--- start Data lines ---
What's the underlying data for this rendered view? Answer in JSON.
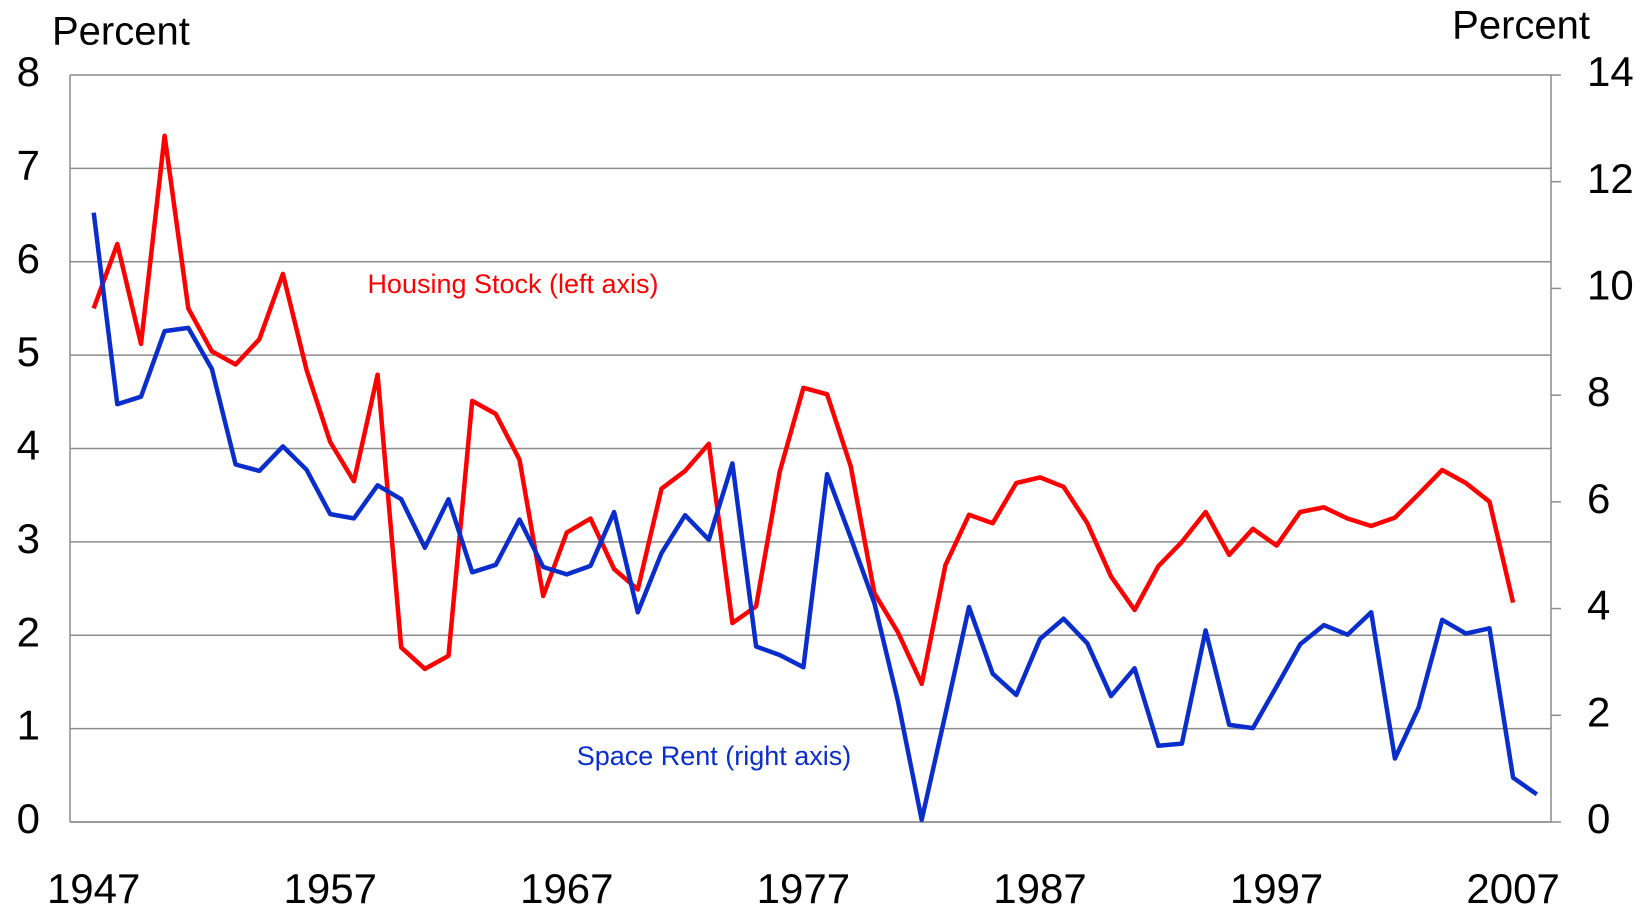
{
  "chart_data": {
    "type": "line",
    "y_label": "Percent",
    "y2_label": "Percent",
    "annotations": [
      "Housing Stock (left axis)",
      "Space Rent (right axis)"
    ],
    "x": [
      1947,
      1948,
      1949,
      1950,
      1951,
      1952,
      1953,
      1954,
      1955,
      1956,
      1957,
      1958,
      1959,
      1960,
      1961,
      1962,
      1963,
      1964,
      1965,
      1966,
      1967,
      1968,
      1969,
      1970,
      1971,
      1972,
      1973,
      1974,
      1975,
      1976,
      1977,
      1978,
      1979,
      1980,
      1981,
      1982,
      1983,
      1984,
      1985,
      1986,
      1987,
      1988,
      1989,
      1990,
      1991,
      1992,
      1993,
      1994,
      1995,
      1996,
      1997,
      1998,
      1999,
      2000,
      2001,
      2002,
      2003,
      2004,
      2005,
      2006,
      2007,
      2008
    ],
    "series": [
      {
        "name": "Housing Stock",
        "color": "#ff0000",
        "axis": "y",
        "values": [
          5.5,
          6.19,
          5.12,
          7.35,
          5.5,
          5.04,
          4.9,
          5.17,
          5.87,
          4.84,
          4.07,
          3.65,
          4.79,
          1.87,
          1.64,
          1.78,
          4.51,
          4.37,
          3.88,
          2.42,
          3.1,
          3.25,
          2.71,
          2.49,
          3.57,
          3.76,
          4.05,
          2.13,
          2.31,
          3.75,
          4.65,
          4.58,
          3.81,
          2.45,
          2.03,
          1.48,
          2.75,
          3.29,
          3.2,
          3.63,
          3.69,
          3.59,
          3.2,
          2.63,
          2.27,
          2.74,
          3.0,
          3.32,
          2.86,
          3.14,
          2.96,
          3.32,
          3.37,
          3.25,
          3.17,
          3.26,
          3.51,
          3.77,
          3.63,
          3.43,
          2.35,
          null
        ]
      },
      {
        "name": "Space Rent",
        "color": "#0a2ecc",
        "axis": "y2",
        "values": [
          11.42,
          7.83,
          7.97,
          9.2,
          9.26,
          8.49,
          6.7,
          6.58,
          7.04,
          6.6,
          5.77,
          5.69,
          6.31,
          6.05,
          5.14,
          6.05,
          4.68,
          4.82,
          5.67,
          4.78,
          4.64,
          4.8,
          5.81,
          3.93,
          5.04,
          5.75,
          5.29,
          6.72,
          3.29,
          3.13,
          2.9,
          6.52,
          5.33,
          4.1,
          2.26,
          0.04,
          2.02,
          4.03,
          2.78,
          2.38,
          3.43,
          3.81,
          3.35,
          2.36,
          2.88,
          1.43,
          1.47,
          3.59,
          1.82,
          1.76,
          2.54,
          3.33,
          3.69,
          3.51,
          3.93,
          1.19,
          2.14,
          3.79,
          3.53,
          3.63,
          0.83,
          0.52
        ]
      }
    ],
    "xlim": [
      1946,
      2008.6
    ],
    "xticks": [
      1947,
      1957,
      1967,
      1977,
      1987,
      1997,
      2007
    ],
    "ylim": [
      0,
      8
    ],
    "yticks": [
      0,
      1,
      2,
      3,
      4,
      5,
      6,
      7,
      8
    ],
    "y2lim": [
      0,
      14
    ],
    "y2ticks": [
      0,
      2,
      4,
      6,
      8,
      10,
      12,
      14
    ],
    "grid": true
  }
}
--- end Data lines ---
* [Problem details]: Except for the pictures, reproduce every line exactly.

* [Correct answer]:
What's the underlying data for this rendered view? Answer in JSON.
{
  "chart_data": {
    "type": "line",
    "y_label": "Percent",
    "y2_label": "Percent",
    "annotations": [
      "Housing Stock (left axis)",
      "Space Rent (right axis)"
    ],
    "x": [
      1947,
      1948,
      1949,
      1950,
      1951,
      1952,
      1953,
      1954,
      1955,
      1956,
      1957,
      1958,
      1959,
      1960,
      1961,
      1962,
      1963,
      1964,
      1965,
      1966,
      1967,
      1968,
      1969,
      1970,
      1971,
      1972,
      1973,
      1974,
      1975,
      1976,
      1977,
      1978,
      1979,
      1980,
      1981,
      1982,
      1983,
      1984,
      1985,
      1986,
      1987,
      1988,
      1989,
      1990,
      1991,
      1992,
      1993,
      1994,
      1995,
      1996,
      1997,
      1998,
      1999,
      2000,
      2001,
      2002,
      2003,
      2004,
      2005,
      2006,
      2007,
      2008
    ],
    "series": [
      {
        "name": "Housing Stock",
        "color": "#ff0000",
        "axis": "y",
        "values": [
          5.5,
          6.19,
          5.12,
          7.35,
          5.5,
          5.04,
          4.9,
          5.17,
          5.87,
          4.84,
          4.07,
          3.65,
          4.79,
          1.87,
          1.64,
          1.78,
          4.51,
          4.37,
          3.88,
          2.42,
          3.1,
          3.25,
          2.71,
          2.49,
          3.57,
          3.76,
          4.05,
          2.13,
          2.31,
          3.75,
          4.65,
          4.58,
          3.81,
          2.45,
          2.03,
          1.48,
          2.75,
          3.29,
          3.2,
          3.63,
          3.69,
          3.59,
          3.2,
          2.63,
          2.27,
          2.74,
          3.0,
          3.32,
          2.86,
          3.14,
          2.96,
          3.32,
          3.37,
          3.25,
          3.17,
          3.26,
          3.51,
          3.77,
          3.63,
          3.43,
          2.35,
          null
        ]
      },
      {
        "name": "Space Rent",
        "color": "#0a2ecc",
        "axis": "y2",
        "values": [
          11.42,
          7.83,
          7.97,
          9.2,
          9.26,
          8.49,
          6.7,
          6.58,
          7.04,
          6.6,
          5.77,
          5.69,
          6.31,
          6.05,
          5.14,
          6.05,
          4.68,
          4.82,
          5.67,
          4.78,
          4.64,
          4.8,
          5.81,
          3.93,
          5.04,
          5.75,
          5.29,
          6.72,
          3.29,
          3.13,
          2.9,
          6.52,
          5.33,
          4.1,
          2.26,
          0.04,
          2.02,
          4.03,
          2.78,
          2.38,
          3.43,
          3.81,
          3.35,
          2.36,
          2.88,
          1.43,
          1.47,
          3.59,
          1.82,
          1.76,
          2.54,
          3.33,
          3.69,
          3.51,
          3.93,
          1.19,
          2.14,
          3.79,
          3.53,
          3.63,
          0.83,
          0.52
        ]
      }
    ],
    "xlim": [
      1946,
      2008.6
    ],
    "xticks": [
      1947,
      1957,
      1967,
      1977,
      1987,
      1997,
      2007
    ],
    "ylim": [
      0,
      8
    ],
    "yticks": [
      0,
      1,
      2,
      3,
      4,
      5,
      6,
      7,
      8
    ],
    "y2lim": [
      0,
      14
    ],
    "y2ticks": [
      0,
      2,
      4,
      6,
      8,
      10,
      12,
      14
    ],
    "grid": true
  }
}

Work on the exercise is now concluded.